--- start Raw records ---

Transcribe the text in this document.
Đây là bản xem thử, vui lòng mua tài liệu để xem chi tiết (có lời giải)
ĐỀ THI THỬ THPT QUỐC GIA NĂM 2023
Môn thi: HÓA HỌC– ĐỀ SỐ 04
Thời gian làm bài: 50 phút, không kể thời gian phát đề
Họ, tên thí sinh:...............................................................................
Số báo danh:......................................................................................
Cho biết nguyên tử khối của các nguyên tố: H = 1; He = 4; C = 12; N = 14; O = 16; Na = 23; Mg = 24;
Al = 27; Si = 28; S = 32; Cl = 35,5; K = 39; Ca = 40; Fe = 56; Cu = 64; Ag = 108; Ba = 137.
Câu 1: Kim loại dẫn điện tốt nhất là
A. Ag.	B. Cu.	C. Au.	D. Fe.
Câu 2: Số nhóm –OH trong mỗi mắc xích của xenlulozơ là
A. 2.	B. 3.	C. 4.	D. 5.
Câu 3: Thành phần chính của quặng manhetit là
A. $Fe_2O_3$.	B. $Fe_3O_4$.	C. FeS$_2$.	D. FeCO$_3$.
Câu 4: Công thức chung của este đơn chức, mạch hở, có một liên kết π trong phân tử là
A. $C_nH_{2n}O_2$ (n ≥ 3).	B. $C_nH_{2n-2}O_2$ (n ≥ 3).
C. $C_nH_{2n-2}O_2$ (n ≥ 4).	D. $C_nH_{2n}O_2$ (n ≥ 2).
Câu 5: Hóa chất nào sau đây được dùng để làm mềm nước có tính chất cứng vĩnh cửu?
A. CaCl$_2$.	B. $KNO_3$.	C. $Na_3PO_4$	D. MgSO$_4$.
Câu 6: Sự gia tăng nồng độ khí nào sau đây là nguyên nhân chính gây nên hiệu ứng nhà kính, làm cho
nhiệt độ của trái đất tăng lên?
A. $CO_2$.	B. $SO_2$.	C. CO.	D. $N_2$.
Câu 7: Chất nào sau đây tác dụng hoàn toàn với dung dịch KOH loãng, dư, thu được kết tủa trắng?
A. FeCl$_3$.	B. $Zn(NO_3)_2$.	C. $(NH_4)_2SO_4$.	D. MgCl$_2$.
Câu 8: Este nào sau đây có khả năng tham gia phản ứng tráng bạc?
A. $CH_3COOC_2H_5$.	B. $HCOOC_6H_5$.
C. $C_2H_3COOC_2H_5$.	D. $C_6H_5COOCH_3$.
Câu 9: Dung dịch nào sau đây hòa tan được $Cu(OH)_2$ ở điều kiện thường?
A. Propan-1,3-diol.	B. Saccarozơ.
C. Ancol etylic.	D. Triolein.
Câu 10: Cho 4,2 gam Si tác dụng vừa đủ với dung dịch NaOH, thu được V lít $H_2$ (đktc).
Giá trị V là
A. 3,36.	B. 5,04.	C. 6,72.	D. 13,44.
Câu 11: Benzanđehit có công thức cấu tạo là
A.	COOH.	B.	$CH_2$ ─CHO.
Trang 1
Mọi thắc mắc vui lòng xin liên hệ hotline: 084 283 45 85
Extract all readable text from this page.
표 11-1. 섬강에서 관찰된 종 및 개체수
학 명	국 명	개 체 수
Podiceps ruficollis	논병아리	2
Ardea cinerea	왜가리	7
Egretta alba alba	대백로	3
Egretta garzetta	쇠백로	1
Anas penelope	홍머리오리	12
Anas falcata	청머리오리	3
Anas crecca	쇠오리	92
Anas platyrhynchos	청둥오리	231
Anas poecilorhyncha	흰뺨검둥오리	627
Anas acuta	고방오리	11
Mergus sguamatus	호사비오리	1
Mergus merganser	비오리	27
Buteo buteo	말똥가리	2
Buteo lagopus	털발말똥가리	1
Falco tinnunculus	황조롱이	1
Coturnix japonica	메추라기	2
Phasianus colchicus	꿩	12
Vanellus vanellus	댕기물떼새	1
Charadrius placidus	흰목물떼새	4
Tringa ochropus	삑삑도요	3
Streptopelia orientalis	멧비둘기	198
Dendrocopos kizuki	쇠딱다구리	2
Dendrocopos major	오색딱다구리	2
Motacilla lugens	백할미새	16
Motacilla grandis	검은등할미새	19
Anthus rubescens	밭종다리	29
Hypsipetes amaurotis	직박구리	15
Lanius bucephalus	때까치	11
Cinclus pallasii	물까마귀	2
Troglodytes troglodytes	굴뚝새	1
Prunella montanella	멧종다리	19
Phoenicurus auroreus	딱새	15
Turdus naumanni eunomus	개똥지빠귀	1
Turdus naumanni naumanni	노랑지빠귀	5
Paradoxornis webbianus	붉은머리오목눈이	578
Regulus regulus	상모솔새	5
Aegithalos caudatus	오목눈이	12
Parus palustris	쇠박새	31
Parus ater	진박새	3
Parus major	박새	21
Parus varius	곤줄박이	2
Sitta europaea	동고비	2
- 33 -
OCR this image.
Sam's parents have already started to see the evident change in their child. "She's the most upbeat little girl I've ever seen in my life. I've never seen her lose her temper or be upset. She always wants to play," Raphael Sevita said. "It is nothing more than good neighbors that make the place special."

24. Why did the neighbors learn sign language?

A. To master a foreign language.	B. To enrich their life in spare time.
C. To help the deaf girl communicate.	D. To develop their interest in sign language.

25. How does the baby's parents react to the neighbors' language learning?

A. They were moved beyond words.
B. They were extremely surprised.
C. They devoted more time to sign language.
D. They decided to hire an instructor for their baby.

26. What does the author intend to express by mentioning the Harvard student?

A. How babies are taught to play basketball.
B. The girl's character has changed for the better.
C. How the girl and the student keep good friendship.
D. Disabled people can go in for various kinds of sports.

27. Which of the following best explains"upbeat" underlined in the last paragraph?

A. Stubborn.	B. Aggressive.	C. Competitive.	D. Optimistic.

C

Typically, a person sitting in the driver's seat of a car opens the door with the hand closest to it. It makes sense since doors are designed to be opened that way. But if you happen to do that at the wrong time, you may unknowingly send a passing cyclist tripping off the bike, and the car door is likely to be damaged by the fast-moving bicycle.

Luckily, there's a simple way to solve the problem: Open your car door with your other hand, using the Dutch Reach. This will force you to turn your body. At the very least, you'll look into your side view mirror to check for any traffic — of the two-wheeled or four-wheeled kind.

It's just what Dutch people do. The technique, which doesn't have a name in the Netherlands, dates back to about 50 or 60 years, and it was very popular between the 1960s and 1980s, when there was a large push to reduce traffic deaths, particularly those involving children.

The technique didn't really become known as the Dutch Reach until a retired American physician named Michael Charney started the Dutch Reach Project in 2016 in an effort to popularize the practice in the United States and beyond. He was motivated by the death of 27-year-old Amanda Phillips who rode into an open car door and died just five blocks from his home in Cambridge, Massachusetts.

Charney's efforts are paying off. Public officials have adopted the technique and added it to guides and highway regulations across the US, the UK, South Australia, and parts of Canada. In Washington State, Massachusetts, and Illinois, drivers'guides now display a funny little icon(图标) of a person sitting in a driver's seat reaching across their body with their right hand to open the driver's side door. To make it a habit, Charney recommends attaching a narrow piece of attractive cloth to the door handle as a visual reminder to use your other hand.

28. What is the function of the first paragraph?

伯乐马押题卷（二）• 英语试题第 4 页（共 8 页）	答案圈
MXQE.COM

--- end Raw records ---

Written request:
From the entries above, select each line containing the string "dụng".

Result for this exercise:
Câu 7: Chất nào sau đây tác dụng hoàn toàn với dung dịch KOH loãng, dư, thu được kết tủa trắng?
Câu 10: Cho 4,2 gam Si tác dụng vừa đủ với dung dịch NaOH, thu được V lít $H_2$ (đktc).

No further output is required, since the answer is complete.